— begin EXTRACTED INFORMATION —
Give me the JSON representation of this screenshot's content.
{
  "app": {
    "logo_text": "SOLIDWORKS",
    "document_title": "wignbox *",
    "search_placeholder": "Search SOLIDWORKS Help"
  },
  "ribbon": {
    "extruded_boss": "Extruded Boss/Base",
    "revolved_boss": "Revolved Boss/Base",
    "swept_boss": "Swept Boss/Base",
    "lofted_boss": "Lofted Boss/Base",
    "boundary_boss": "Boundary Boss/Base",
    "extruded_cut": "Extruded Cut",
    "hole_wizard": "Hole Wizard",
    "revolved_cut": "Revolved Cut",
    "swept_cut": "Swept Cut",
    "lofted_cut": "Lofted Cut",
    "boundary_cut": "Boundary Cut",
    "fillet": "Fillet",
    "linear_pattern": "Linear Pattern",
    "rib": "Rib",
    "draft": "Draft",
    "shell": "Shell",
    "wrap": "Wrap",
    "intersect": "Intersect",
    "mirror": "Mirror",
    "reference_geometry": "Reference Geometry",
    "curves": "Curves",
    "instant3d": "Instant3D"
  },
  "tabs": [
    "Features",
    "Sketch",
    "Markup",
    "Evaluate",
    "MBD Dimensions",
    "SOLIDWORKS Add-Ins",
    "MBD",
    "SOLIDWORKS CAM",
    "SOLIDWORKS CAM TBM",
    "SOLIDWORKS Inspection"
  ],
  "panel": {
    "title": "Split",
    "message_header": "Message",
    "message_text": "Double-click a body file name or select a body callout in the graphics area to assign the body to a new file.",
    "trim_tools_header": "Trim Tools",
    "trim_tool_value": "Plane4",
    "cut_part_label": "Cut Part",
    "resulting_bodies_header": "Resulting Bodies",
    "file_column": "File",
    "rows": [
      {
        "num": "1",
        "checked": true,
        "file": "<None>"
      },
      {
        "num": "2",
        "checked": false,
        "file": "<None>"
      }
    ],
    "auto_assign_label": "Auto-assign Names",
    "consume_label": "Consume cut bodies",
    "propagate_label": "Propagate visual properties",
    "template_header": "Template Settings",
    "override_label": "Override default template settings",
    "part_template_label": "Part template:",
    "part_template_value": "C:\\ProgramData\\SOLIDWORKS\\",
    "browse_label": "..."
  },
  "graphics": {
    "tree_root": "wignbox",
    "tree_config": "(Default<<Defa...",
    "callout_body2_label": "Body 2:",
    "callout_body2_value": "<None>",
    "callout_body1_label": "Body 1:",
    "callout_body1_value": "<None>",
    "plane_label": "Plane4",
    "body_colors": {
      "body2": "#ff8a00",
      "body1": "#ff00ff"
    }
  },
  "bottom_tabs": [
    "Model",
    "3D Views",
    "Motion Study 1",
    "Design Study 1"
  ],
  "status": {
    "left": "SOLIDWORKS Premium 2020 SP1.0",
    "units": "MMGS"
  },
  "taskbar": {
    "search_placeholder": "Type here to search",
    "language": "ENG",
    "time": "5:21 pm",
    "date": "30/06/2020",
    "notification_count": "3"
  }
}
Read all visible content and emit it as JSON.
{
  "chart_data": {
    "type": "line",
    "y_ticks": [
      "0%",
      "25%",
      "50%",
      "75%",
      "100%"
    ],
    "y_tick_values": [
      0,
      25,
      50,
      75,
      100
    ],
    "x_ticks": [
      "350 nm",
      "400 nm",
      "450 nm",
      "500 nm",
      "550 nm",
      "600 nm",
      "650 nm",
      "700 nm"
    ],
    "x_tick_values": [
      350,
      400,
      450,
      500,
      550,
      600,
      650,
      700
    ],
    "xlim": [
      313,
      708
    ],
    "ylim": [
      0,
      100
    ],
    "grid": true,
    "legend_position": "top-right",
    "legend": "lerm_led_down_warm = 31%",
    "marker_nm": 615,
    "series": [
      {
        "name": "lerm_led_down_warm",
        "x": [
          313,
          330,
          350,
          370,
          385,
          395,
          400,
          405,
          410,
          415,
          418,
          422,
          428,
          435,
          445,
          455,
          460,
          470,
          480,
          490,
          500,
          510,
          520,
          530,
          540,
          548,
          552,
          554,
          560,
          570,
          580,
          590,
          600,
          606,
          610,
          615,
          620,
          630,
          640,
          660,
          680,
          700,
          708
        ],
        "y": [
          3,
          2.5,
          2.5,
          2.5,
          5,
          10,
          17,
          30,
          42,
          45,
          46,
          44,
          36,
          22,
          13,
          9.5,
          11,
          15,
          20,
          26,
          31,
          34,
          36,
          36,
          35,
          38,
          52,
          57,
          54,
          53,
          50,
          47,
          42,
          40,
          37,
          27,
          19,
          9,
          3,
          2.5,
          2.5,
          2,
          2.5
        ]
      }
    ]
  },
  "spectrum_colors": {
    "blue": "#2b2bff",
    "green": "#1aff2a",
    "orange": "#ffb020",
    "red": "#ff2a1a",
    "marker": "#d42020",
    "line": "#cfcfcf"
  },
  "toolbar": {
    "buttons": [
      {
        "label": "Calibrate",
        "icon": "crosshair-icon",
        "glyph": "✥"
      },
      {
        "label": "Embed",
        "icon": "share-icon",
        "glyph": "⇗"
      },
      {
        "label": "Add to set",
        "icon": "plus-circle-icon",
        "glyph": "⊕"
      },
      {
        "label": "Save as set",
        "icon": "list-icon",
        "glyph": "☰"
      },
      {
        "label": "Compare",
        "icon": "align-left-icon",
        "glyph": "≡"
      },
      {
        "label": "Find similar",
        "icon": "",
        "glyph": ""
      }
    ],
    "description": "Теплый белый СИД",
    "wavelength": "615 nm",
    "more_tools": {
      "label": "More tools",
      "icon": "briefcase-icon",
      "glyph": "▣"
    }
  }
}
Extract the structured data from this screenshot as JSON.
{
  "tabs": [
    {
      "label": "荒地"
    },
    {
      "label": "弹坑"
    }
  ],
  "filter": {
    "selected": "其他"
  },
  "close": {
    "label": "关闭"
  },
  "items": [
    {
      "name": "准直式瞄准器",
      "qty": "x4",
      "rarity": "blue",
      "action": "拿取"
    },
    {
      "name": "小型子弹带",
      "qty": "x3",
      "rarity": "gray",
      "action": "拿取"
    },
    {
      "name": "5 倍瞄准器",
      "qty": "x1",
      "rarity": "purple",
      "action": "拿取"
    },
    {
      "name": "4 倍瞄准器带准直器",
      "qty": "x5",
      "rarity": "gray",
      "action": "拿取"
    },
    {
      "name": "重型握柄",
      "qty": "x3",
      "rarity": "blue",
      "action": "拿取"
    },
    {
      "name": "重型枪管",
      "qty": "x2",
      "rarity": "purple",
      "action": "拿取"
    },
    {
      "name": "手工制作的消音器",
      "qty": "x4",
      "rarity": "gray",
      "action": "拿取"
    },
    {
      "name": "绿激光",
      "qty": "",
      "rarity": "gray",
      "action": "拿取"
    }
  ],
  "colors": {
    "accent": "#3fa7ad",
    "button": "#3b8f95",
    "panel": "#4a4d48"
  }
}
— end EXTRACTED INFORMATION —
### TO BE DONE
From the material above, count the lines that include "this" and give only the total.

### TASK SOLUTION
2